Say the number of lines containing the string "color", and say nothing else.

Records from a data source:
....................
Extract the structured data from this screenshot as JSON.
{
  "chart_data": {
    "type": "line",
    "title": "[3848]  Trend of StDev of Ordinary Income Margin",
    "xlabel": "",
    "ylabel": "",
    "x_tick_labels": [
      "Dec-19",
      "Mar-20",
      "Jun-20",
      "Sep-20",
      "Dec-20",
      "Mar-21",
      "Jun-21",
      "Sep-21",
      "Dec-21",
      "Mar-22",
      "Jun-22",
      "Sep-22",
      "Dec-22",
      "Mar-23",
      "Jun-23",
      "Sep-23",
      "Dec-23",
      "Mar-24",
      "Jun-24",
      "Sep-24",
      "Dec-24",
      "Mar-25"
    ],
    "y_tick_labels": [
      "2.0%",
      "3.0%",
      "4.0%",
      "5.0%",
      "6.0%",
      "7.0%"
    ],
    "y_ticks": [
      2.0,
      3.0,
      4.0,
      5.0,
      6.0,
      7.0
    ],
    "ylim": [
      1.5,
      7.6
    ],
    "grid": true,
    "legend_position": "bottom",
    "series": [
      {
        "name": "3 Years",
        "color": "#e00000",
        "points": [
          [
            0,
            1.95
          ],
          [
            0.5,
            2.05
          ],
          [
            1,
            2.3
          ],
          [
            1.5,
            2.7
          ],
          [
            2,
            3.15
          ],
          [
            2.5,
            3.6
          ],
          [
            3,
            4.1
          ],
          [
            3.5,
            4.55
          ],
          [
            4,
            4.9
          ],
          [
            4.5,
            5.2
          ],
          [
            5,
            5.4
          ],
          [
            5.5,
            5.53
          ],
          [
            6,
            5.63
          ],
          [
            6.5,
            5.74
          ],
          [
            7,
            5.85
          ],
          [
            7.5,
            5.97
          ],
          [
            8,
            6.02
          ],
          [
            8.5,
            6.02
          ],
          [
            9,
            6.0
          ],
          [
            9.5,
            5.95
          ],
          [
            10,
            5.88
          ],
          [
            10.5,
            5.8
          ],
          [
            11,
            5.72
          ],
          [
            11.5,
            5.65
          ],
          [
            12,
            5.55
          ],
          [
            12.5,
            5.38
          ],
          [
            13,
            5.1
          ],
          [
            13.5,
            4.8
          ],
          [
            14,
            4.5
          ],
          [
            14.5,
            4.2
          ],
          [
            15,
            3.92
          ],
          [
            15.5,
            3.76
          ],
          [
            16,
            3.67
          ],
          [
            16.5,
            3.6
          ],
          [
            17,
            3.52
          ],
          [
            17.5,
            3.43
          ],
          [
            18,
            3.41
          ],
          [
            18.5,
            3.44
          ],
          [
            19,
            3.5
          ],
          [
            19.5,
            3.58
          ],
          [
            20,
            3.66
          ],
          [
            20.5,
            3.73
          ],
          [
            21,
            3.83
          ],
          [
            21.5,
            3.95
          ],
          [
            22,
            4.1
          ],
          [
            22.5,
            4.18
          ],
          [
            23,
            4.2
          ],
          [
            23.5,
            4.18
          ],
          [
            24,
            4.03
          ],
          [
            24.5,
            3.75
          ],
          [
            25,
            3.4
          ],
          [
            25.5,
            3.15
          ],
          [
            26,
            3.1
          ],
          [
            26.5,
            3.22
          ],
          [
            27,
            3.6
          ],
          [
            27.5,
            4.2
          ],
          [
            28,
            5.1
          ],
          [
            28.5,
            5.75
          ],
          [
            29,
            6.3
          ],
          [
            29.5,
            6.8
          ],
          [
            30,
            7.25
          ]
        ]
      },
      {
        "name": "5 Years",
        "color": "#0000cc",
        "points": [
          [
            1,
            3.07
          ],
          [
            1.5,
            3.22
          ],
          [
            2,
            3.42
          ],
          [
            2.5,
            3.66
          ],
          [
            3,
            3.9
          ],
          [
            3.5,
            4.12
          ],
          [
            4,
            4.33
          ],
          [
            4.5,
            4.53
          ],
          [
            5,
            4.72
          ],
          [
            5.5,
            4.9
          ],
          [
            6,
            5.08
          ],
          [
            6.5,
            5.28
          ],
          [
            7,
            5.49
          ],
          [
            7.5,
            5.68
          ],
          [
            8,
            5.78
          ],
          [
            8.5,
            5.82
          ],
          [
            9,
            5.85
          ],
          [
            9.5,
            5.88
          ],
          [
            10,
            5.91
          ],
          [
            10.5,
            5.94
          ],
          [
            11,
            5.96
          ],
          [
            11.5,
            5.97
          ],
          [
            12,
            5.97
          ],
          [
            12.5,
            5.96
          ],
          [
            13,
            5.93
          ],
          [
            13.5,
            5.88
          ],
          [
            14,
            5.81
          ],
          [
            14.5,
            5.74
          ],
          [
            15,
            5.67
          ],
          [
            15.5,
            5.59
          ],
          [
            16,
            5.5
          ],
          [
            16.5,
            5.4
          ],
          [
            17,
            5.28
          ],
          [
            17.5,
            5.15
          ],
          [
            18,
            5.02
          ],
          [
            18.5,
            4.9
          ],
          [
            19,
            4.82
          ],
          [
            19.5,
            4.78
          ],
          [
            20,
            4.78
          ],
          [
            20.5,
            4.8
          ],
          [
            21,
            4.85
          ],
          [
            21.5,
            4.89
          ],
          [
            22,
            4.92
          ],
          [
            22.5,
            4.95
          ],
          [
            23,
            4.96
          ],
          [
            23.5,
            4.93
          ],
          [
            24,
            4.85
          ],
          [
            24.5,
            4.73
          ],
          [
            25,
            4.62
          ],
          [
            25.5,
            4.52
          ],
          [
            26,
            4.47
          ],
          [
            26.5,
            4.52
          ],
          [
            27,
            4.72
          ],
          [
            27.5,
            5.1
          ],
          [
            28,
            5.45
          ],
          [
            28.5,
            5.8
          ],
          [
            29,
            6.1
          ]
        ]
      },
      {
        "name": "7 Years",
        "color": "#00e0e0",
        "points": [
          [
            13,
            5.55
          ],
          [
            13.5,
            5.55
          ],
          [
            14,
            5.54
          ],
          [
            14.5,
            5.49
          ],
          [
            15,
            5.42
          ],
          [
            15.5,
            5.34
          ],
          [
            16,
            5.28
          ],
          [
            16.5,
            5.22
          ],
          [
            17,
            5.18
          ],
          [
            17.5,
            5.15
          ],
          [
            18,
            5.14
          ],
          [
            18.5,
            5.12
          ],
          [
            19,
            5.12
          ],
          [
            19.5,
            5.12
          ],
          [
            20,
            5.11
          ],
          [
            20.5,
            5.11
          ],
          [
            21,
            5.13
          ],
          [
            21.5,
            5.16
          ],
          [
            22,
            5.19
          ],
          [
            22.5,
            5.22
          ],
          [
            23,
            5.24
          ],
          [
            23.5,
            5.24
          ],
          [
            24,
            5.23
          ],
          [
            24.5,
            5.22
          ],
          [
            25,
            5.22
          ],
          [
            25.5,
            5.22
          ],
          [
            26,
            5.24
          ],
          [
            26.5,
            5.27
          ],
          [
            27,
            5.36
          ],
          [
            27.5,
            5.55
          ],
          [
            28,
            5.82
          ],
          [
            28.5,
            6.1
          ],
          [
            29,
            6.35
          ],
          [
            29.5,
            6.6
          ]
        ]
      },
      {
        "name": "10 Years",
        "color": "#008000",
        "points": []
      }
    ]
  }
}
....................
#### SOLUTION TO THIS EXERCISE:
4